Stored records
------------------------

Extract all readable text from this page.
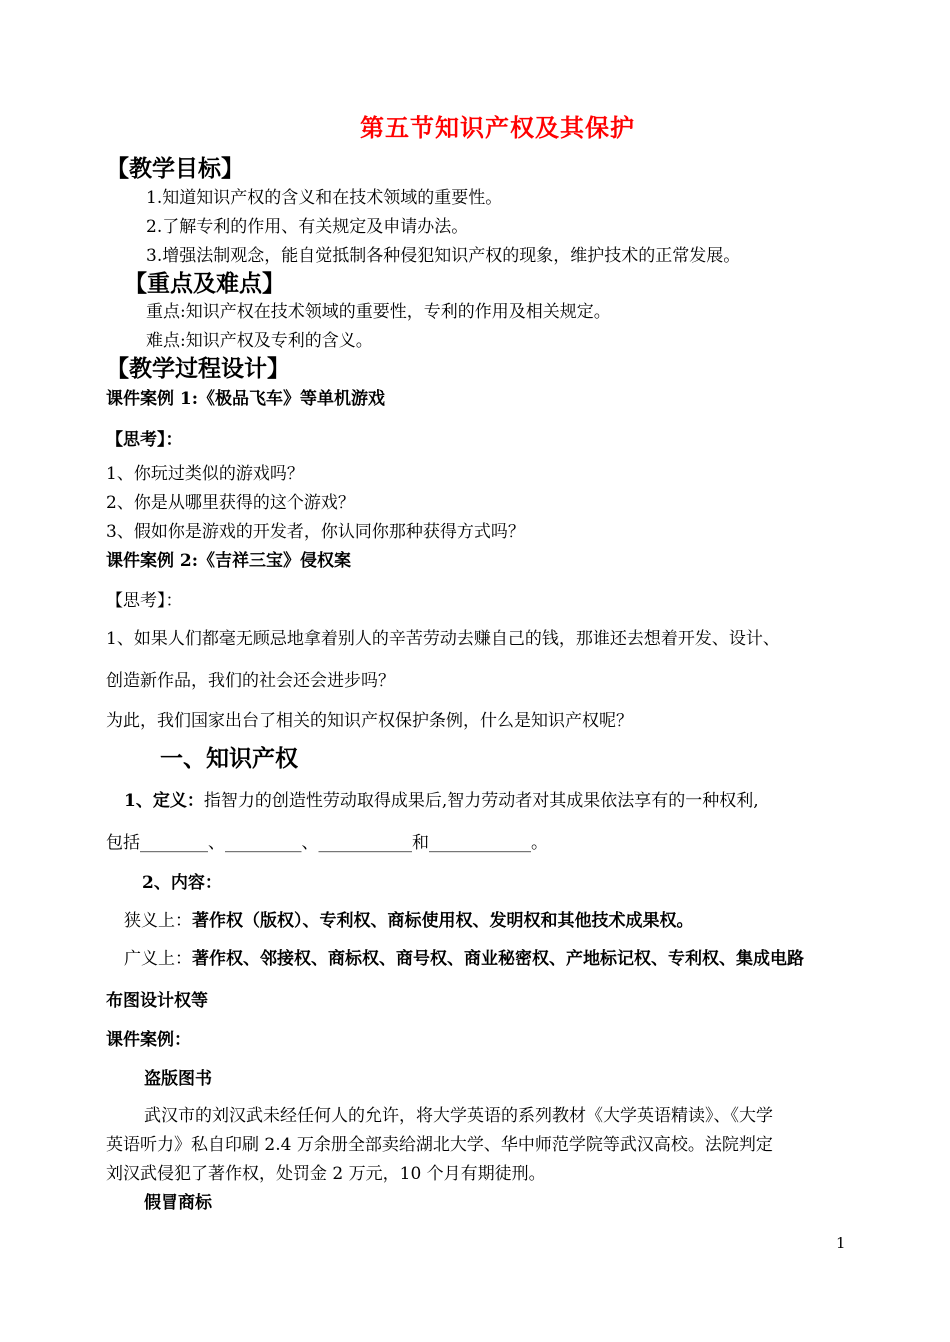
第五节知识产权及其保护
【教学目标】
1.知道知识产权的含义和在技术领域的重要性。
2.了解专利的作用、有关规定及申请办法。
3.增强法制观念，能自觉抵制各种侵犯知识产权的现象，维护技术的正常发展。
【重点及难点】
重点:知识产权在技术领域的重要性，专利的作用及相关规定。
难点:知识产权及专利的含义。
【教学过程设计】
课件案例 1:《极品飞车》等单机游戏
【思考】：
1、你玩过类似的游戏吗？
2、你是从哪里获得的这个游戏？
3、假如你是游戏的开发者，你认同你那种获得方式吗？
课件案例 2:《吉祥三宝》侵权案
【思考】：
1、如果人们都毫无顾忌地拿着别人的辛苦劳动去赚自己的钱，那谁还去想着开发、设计、
创造新作品，我们的社会还会进步吗？
为此，我们国家出台了相关的知识产权保护条例，什么是知识产权呢？
一、知识产权
1、定义：指智力的创造性劳动取得成果后,智力劳动者对其成果依法享有的一种权利,
包括________、_________、___________和____________。
2、内容：
狭义上：著作权（版权）、专利权、商标使用权、发明权和其他技术成果权。
广义上：著作权、邻接权、商标权、商号权、商业秘密权、产地标记权、专利权、集成电路
布图设计权等
课件案例：
盗版图书
武汉市的刘汉武未经任何人的允许，将大学英语的系列教材《大学英语精读》、《大学
英语听力》私自印刷 2.4 万余册全部卖给湖北大学、华中师范学院等武汉高校。法院判定
刘汉武侵犯了著作权，处罚金 2 万元，10 个月有期徒刑。
假冒商标
1
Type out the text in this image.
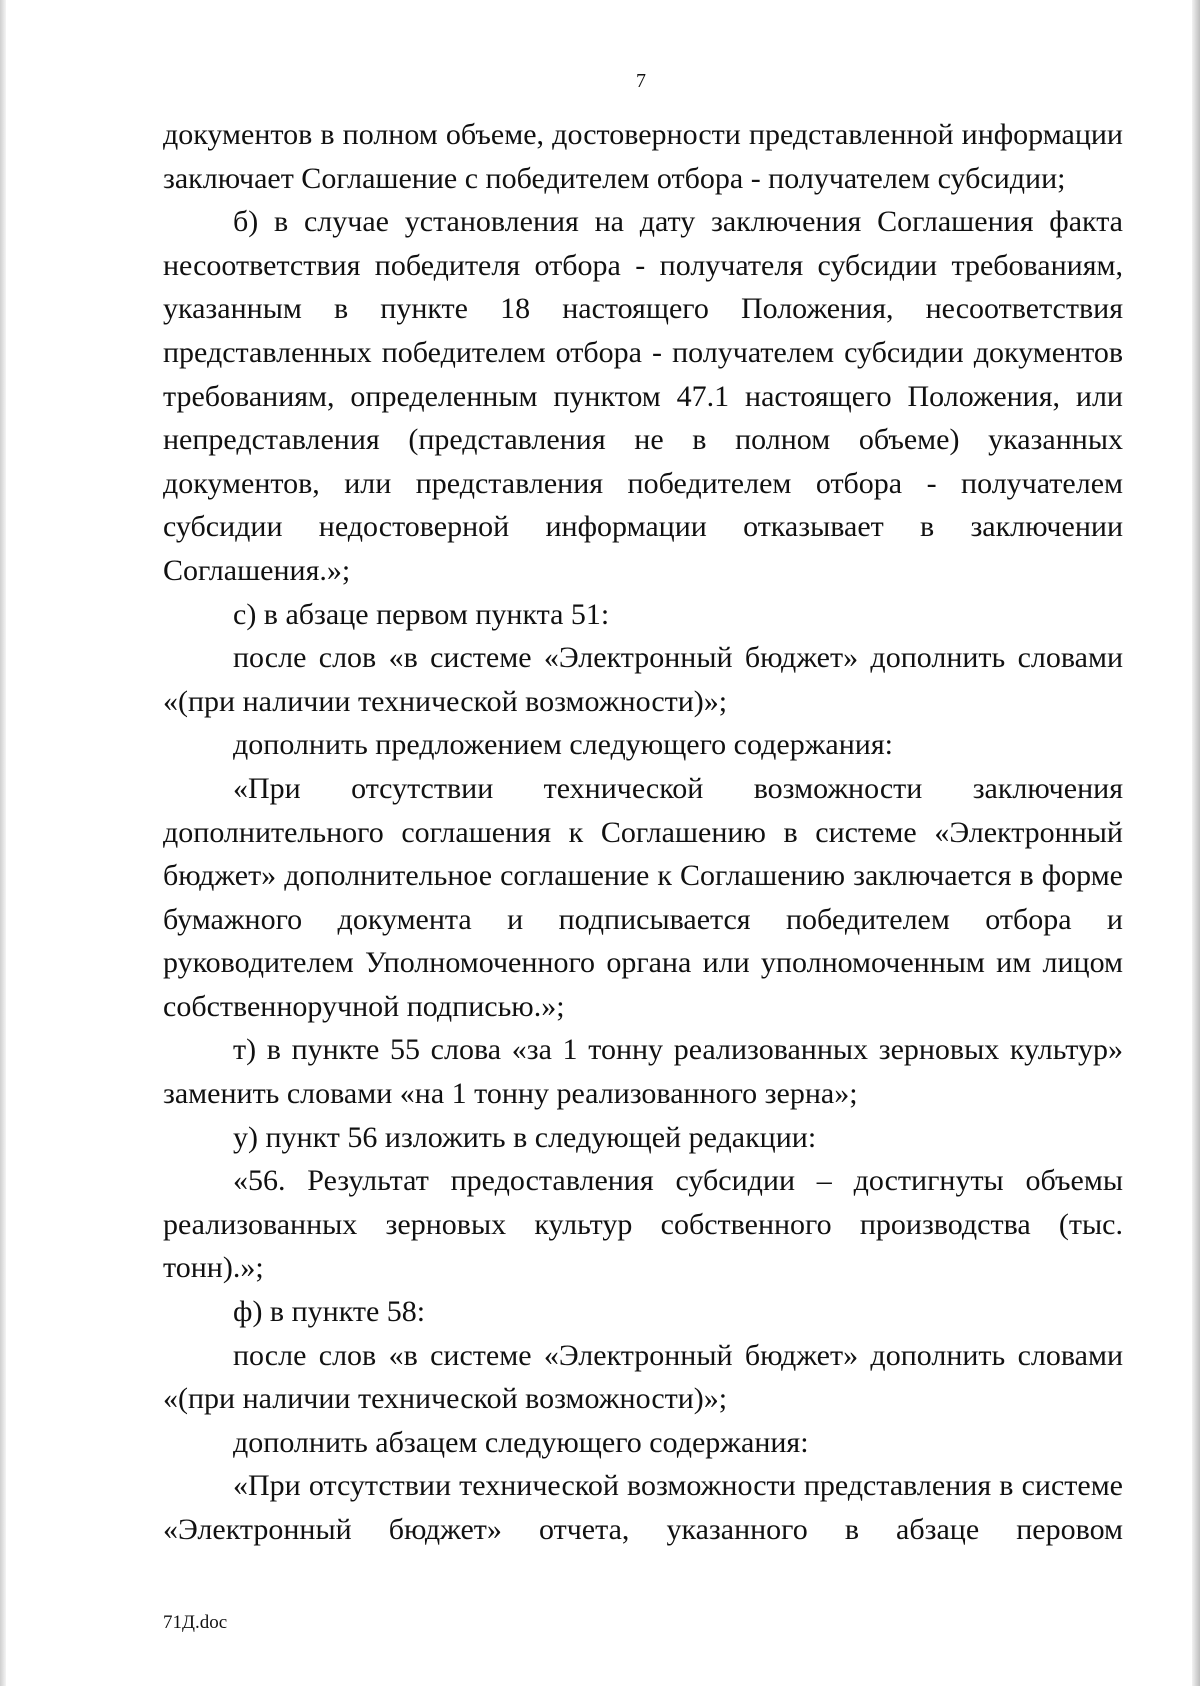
7

документов в полном объеме, достоверности представленной информации заключает Соглашение с победителем отбора - получателем субсидии;

б) в случае установления на дату заключения Соглашения факта несоответствия победителя отбора - получателя субсидии требованиям, указанным в пункте 18 настоящего Положения, несоответствия представленных победителем отбора - получателем субсидии документов требованиям, определенным пунктом 47.1 настоящего Положения, или непредставления (представления не в полном объеме) указанных документов, или представления победителем отбора - получателем субсидии недостоверной информации отказывает в заключении Соглашения.»;

с) в абзаце первом пункта 51:

после слов «в системе «Электронный бюджет» дополнить словами «(при наличии технической возможности)»;

дополнить предложением следующего содержания:

«При отсутствии технической возможности заключения дополнительного соглашения к Соглашению в системе «Электронный бюджет» дополнительное соглашение к Соглашению заключается в форме бумажного документа и подписывается победителем отбора и руководителем Уполномоченного органа или уполномоченным им лицом собственноручной подписью.»;

т) в пункте 55 слова «за 1 тонну реализованных зерновых культур» заменить словами «на 1 тонну реализованного зерна»;

у) пункт 56 изложить в следующей редакции:

«56. Результат предоставления субсидии – достигнуты объемы реализованных зерновых культур собственного производства (тыс. тонн).»;

ф) в пункте 58:

после слов «в системе «Электронный бюджет» дополнить словами «(при наличии технической возможности)»;

дополнить абзацем следующего содержания:

«При отсутствии технической возможности представления в системе «Электронный бюджет» отчета, указанного в абзаце перовом

71Д.doc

------------------------

WHAT TO DO
Give only the number of lines above that hold the string "课件案例".

TASK RESPONSE
3